Extract each line containing the string "include".

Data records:
§

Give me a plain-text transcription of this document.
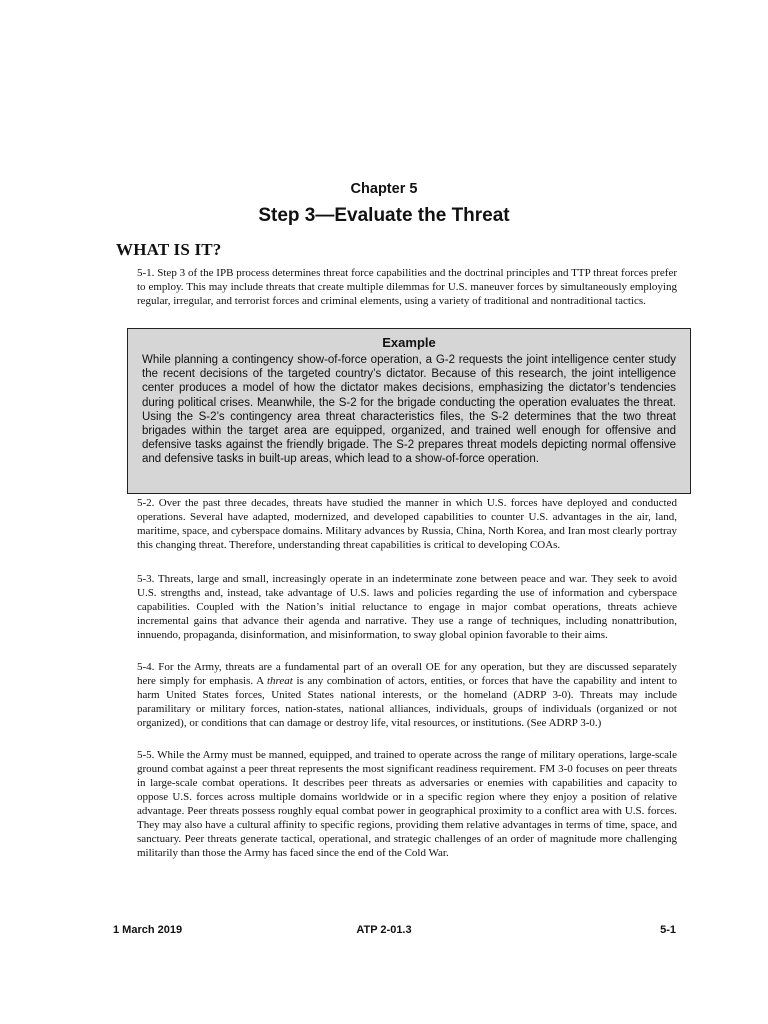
Chapter 5
Step 3—Evaluate the Threat
WHAT IS IT?

5-1. Step 3 of the IPB process determines threat force capabilities and the doctrinal principles and TTP threat forces prefer to employ. This may include threats that create multiple dilemmas for U.S. maneuver forces by simultaneously employing regular, irregular, and terrorist forces and criminal elements, using a variety of traditional and nontraditional tactics.

Example

While planning a contingency show-of-force operation, a G-2 requests the joint intelligence center study the recent decisions of the targeted country’s dictator. Because of this research, the joint intelligence center produces a model of how the dictator makes decisions, emphasizing the dictator’s tendencies during political crises. Meanwhile, the S-2 for the brigade conducting the operation evaluates the threat. Using the S-2’s contingency area threat characteristics files, the S-2 determines that the two threat brigades within the target area are equipped, organized, and trained well enough for offensive and defensive tasks against the friendly brigade. The S-2 prepares threat models depicting normal offensive and defensive tasks in built-up areas, which lead to a show-of-force operation.

5-2. Over the past three decades, threats have studied the manner in which U.S. forces have deployed and conducted operations. Several have adapted, modernized, and developed capabilities to counter U.S. advantages in the air, land, maritime, space, and cyberspace domains. Military advances by Russia, China, North Korea, and Iran most clearly portray this changing threat. Therefore, understanding threat capabilities is critical to developing COAs.

5-3. Threats, large and small, increasingly operate in an indeterminate zone between peace and war. They seek to avoid U.S. strengths and, instead, take advantage of U.S. laws and policies regarding the use of information and cyberspace capabilities. Coupled with the Nation’s initial reluctance to engage in major combat operations, threats achieve incremental gains that advance their agenda and narrative. They use a range of techniques, including nonattribution, innuendo, propaganda, disinformation, and misinformation, to sway global opinion favorable to their aims.

5-4. For the Army, threats are a fundamental part of an overall OE for any operation, but they are discussed separately here simply for emphasis. A threat is any combination of actors, entities, or forces that have the capability and intent to harm United States forces, United States national interests, or the homeland (ADRP 3-0). Threats may include paramilitary or military forces, nation-states, national alliances, individuals, groups of individuals (organized or not organized), or conditions that can damage or destroy life, vital resources, or institutions. (See ADRP 3-0.)

5-5. While the Army must be manned, equipped, and trained to operate across the range of military operations, large-scale ground combat against a peer threat represents the most significant readiness requirement. FM 3-0 focuses on peer threats in large-scale combat operations. It describes peer threats as adversaries or enemies with capabilities and capacity to oppose U.S. forces across multiple domains worldwide or in a specific region where they enjoy a position of relative advantage. Peer threats possess roughly equal combat power in geographical proximity to a conflict area with U.S. forces. They may also have a cultural affinity to specific regions, providing them relative advantages in terms of time, space, and sanctuary. Peer threats generate tactical, operational, and strategic challenges of an order of magnitude more challenging militarily than those the Army has faced since the end of the Cold War.

1 March 2019	ATP 2-01.3	5-1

§

> Result of the exercise
5-1. Step 3 of the IPB process determines threat force capabilities and the doctrinal principles and TTP threat forces prefer to employ. This may include threats that create multiple dilemmas for U.S. maneuver forces by simultaneously employing regular, irregular, and terrorist forces and criminal elements, using a variety of traditional and nontraditional tactics.
5-4. For the Army, threats are a fundamental part of an overall OE for any operation, but they are discussed separately here simply for emphasis. A threat is any combination of actors, entities, or forces that have the capability and intent to harm United States forces, United States national interests, or the homeland (ADRP 3-0). Threats may include paramilitary or military forces, nation-states, national alliances, individuals, groups of individuals (organized or not organized), or conditions that can damage or destroy life, vital resources, or institutions. (See ADRP 3-0.)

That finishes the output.